**Stated goal:**
Retype every entry word for word.

[Stored data entries]
———
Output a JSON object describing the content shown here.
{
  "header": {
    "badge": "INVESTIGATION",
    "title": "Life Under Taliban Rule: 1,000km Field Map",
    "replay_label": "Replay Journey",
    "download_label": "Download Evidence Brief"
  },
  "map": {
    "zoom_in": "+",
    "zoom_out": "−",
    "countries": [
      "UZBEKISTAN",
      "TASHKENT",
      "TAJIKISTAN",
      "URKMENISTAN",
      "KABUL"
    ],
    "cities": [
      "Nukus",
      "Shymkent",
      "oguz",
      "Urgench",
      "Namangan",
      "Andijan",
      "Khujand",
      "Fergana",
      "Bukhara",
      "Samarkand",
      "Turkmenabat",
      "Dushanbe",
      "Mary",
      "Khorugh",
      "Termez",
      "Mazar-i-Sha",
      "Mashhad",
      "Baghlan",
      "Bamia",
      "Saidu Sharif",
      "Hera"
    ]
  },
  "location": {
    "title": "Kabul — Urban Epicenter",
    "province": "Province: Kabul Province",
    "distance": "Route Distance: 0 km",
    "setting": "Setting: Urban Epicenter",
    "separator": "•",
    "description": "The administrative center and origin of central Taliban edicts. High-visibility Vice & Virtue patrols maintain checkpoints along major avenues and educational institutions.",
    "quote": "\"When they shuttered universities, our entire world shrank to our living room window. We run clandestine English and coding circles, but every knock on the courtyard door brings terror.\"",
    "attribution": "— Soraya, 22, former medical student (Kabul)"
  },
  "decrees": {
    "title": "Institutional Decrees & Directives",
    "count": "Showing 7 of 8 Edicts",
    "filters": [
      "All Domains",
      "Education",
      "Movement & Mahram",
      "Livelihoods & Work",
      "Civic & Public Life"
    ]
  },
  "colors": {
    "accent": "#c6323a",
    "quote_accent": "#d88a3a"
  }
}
———
**Expected output:**
Output a JSON object describing the content shown here.
{
  "header": {
    "badge": "INVESTIGATION",
    "title": "Life Under Taliban Rule: 1,000km Field Map",
    "replay_label": "Replay Journey",
    "download_label": "Download Evidence Brief"
  },
  "map": {
    "zoom_in": "+",
    "zoom_out": "−",
    "countries": [
      "UZBEKISTAN",
      "TASHKENT",
      "TAJIKISTAN",
      "URKMENISTAN",
      "KABUL"
    ],
    "cities": [
      "Nukus",
      "Shymkent",
      "oguz",
      "Urgench",
      "Namangan",
      "Andijan",
      "Khujand",
      "Fergana",
      "Bukhara",
      "Samarkand",
      "Turkmenabat",
      "Dushanbe",
      "Mary",
      "Khorugh",
      "Termez",
      "Mazar-i-Sha",
      "Mashhad",
      "Baghlan",
      "Bamia",
      "Saidu Sharif",
      "Hera"
    ]
  },
  "location": {
    "title": "Kabul — Urban Epicenter",
    "province": "Province: Kabul Province",
    "distance": "Route Distance: 0 km",
    "setting": "Setting: Urban Epicenter",
    "separator": "•",
    "description": "The administrative center and origin of central Taliban edicts. High-visibility Vice & Virtue patrols maintain checkpoints along major avenues and educational institutions.",
    "quote": "\"When they shuttered universities, our entire world shrank to our living room window. We run clandestine English and coding circles, but every knock on the courtyard door brings terror.\"",
    "attribution": "— Soraya, 22, former medical student (Kabul)"
  },
  "decrees": {
    "title": "Institutional Decrees & Directives",
    "count": "Showing 7 of 8 Edicts",
    "filters": [
      "All Domains",
      "Education",
      "Movement & Mahram",
      "Livelihoods & Work",
      "Civic & Public Life"
    ]
  },
  "colors": {
    "accent": "#c6323a",
    "quote_accent": "#d88a3a"
  }
}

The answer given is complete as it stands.